#### Problem
Leave out the pictures and copy every record exactly.
────────
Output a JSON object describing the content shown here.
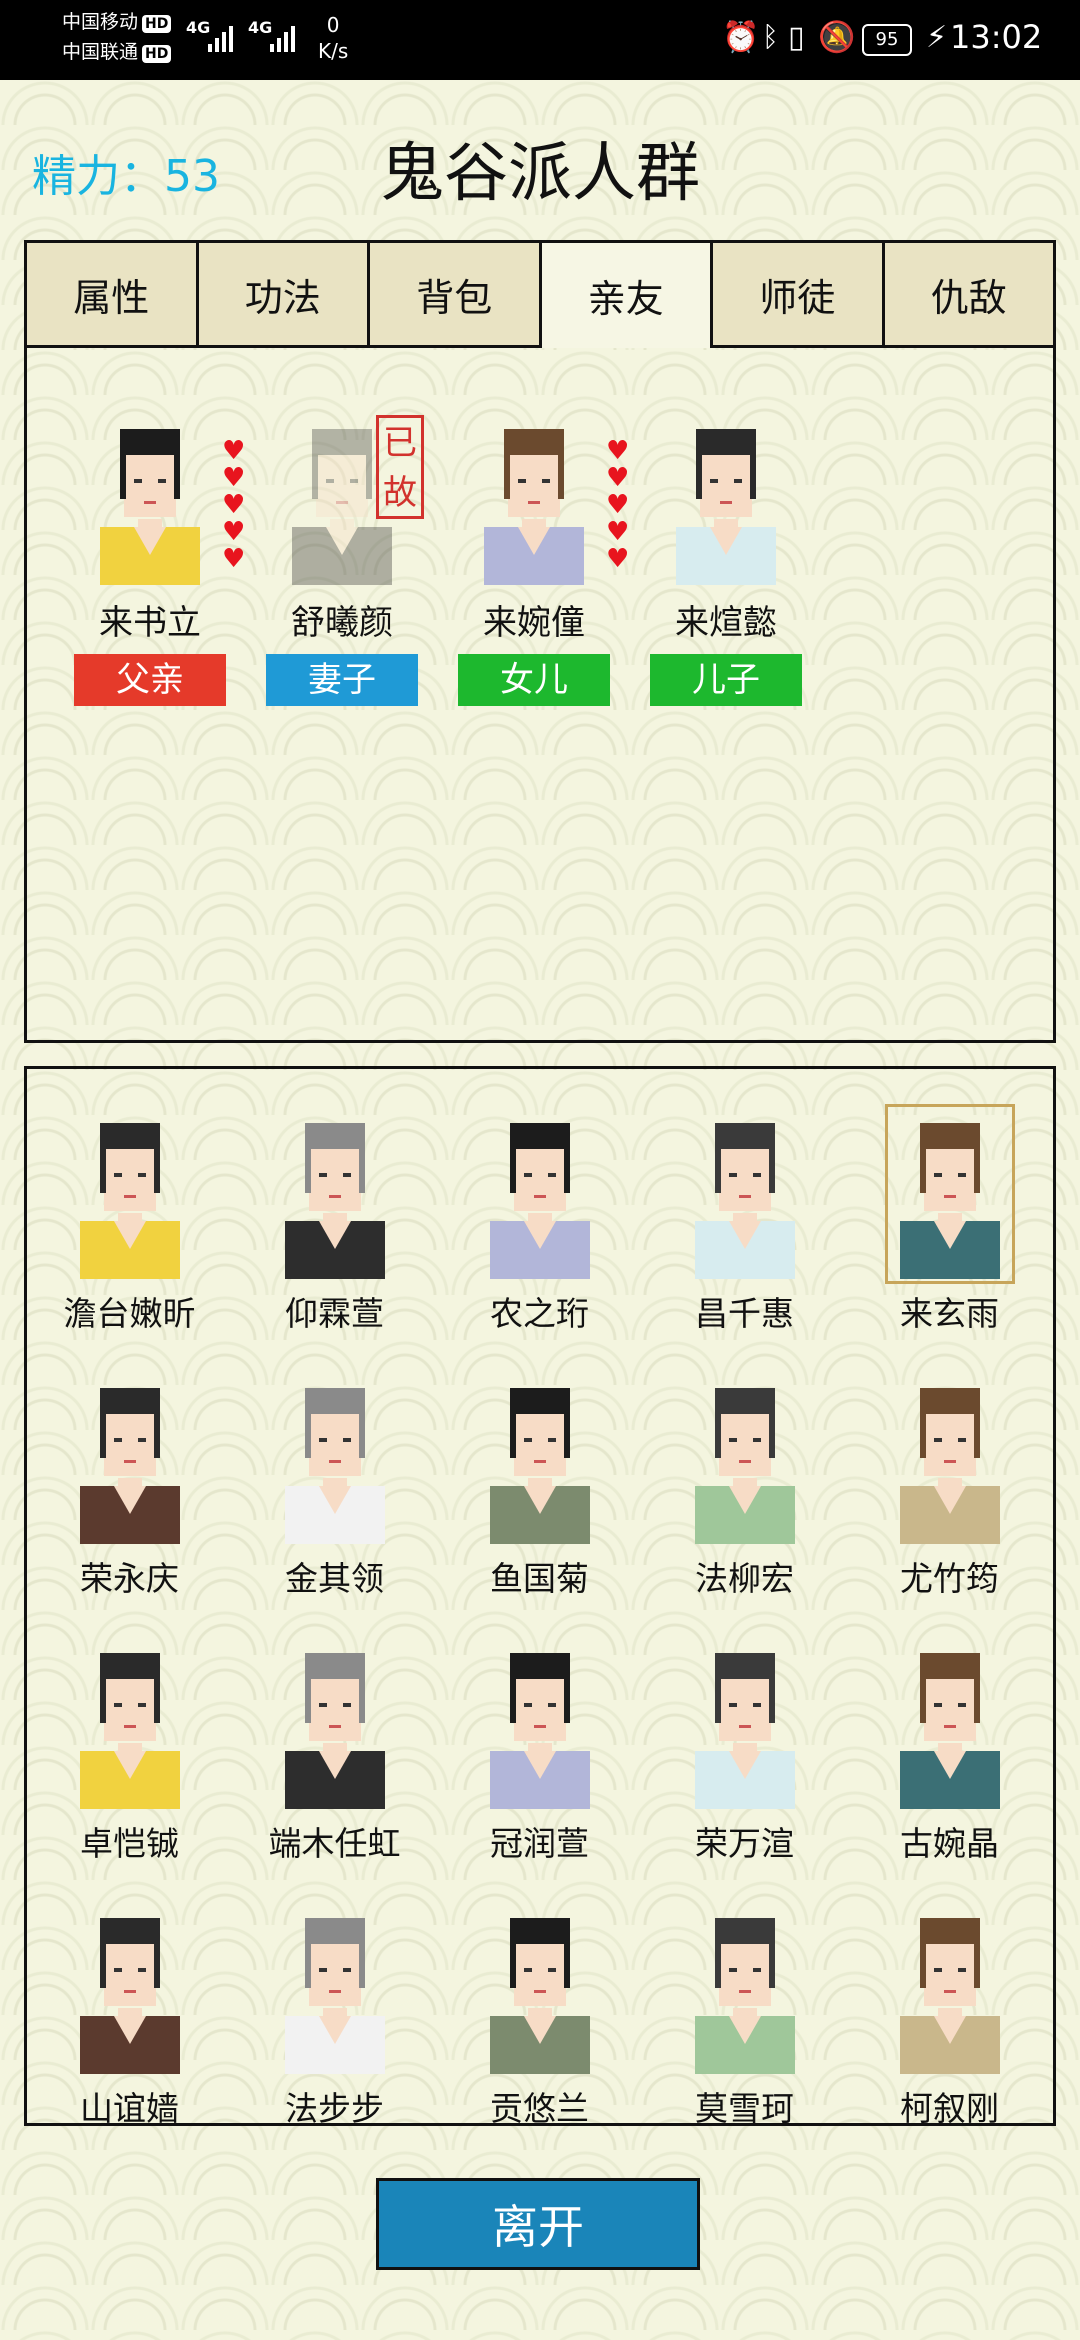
{
  "status_bar": {
    "carrier1": "中国移动",
    "carrier2": "中国联通",
    "hd": "HD",
    "net": "4G",
    "speed_value": "0",
    "speed_unit": "K/s",
    "battery": "95",
    "time": "13:02"
  },
  "header": {
    "energy": "精力：53",
    "title": "鬼谷派人群"
  },
  "tabs": [
    {
      "label": "属性"
    },
    {
      "label": "功法"
    },
    {
      "label": "背包"
    },
    {
      "label": "亲友"
    },
    {
      "label": "师徒"
    },
    {
      "label": "仇敌"
    }
  ],
  "active_tab": "亲友",
  "relatives": [
    {
      "name": "来书立",
      "relation": "父亲",
      "badge_color": "#e53a2a",
      "hearts": 5,
      "deceased": false
    },
    {
      "name": "舒曦颜",
      "relation": "妻子",
      "badge_color": "#1f9ad6",
      "hearts": 0,
      "deceased": true,
      "deceased_label": "已故"
    },
    {
      "name": "来婉僮",
      "relation": "女儿",
      "badge_color": "#1db82e",
      "hearts": 5,
      "deceased": false
    },
    {
      "name": "来煊懿",
      "relation": "儿子",
      "badge_color": "#1db82e",
      "hearts": 0,
      "deceased": false
    }
  ],
  "heart_glyph": "♥",
  "roster": [
    {
      "name": "澹台嫩昕"
    },
    {
      "name": "仰霖萱"
    },
    {
      "name": "农之珩"
    },
    {
      "name": "昌千惠"
    },
    {
      "name": "来玄雨",
      "selected": true
    },
    {
      "name": "荣永庆"
    },
    {
      "name": "金其领"
    },
    {
      "name": "鱼国菊"
    },
    {
      "name": "法柳宏"
    },
    {
      "name": "尤竹筠"
    },
    {
      "name": "卓恺铖"
    },
    {
      "name": "端木任虹"
    },
    {
      "name": "冠润萱"
    },
    {
      "name": "荣万渲"
    },
    {
      "name": "古婉晶"
    },
    {
      "name": "山谊嫱"
    },
    {
      "name": "法步步"
    },
    {
      "name": "贡悠兰"
    },
    {
      "name": "莫雪珂"
    },
    {
      "name": "柯叙刚"
    }
  ],
  "leave_button": "离开"
}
────────
#### Solved problem
Output a JSON object describing the content shown here.
{
  "status_bar": {
    "carrier1": "中国移动",
    "carrier2": "中国联通",
    "hd": "HD",
    "net": "4G",
    "speed_value": "0",
    "speed_unit": "K/s",
    "battery": "95",
    "time": "13:02"
  },
  "header": {
    "energy": "精力：53",
    "title": "鬼谷派人群"
  },
  "tabs": [
    {
      "label": "属性"
    },
    {
      "label": "功法"
    },
    {
      "label": "背包"
    },
    {
      "label": "亲友"
    },
    {
      "label": "师徒"
    },
    {
      "label": "仇敌"
    }
  ],
  "active_tab": "亲友",
  "relatives": [
    {
      "name": "来书立",
      "relation": "父亲",
      "badge_color": "#e53a2a",
      "hearts": 5,
      "deceased": false
    },
    {
      "name": "舒曦颜",
      "relation": "妻子",
      "badge_color": "#1f9ad6",
      "hearts": 0,
      "deceased": true,
      "deceased_label": "已故"
    },
    {
      "name": "来婉僮",
      "relation": "女儿",
      "badge_color": "#1db82e",
      "hearts": 5,
      "deceased": false
    },
    {
      "name": "来煊懿",
      "relation": "儿子",
      "badge_color": "#1db82e",
      "hearts": 0,
      "deceased": false
    }
  ],
  "heart_glyph": "♥",
  "roster": [
    {
      "name": "澹台嫩昕"
    },
    {
      "name": "仰霖萱"
    },
    {
      "name": "农之珩"
    },
    {
      "name": "昌千惠"
    },
    {
      "name": "来玄雨",
      "selected": true
    },
    {
      "name": "荣永庆"
    },
    {
      "name": "金其领"
    },
    {
      "name": "鱼国菊"
    },
    {
      "name": "法柳宏"
    },
    {
      "name": "尤竹筠"
    },
    {
      "name": "卓恺铖"
    },
    {
      "name": "端木任虹"
    },
    {
      "name": "冠润萱"
    },
    {
      "name": "荣万渲"
    },
    {
      "name": "古婉晶"
    },
    {
      "name": "山谊嫱"
    },
    {
      "name": "法步步"
    },
    {
      "name": "贡悠兰"
    },
    {
      "name": "莫雪珂"
    },
    {
      "name": "柯叙刚"
    }
  ],
  "leave_button": "离开"
}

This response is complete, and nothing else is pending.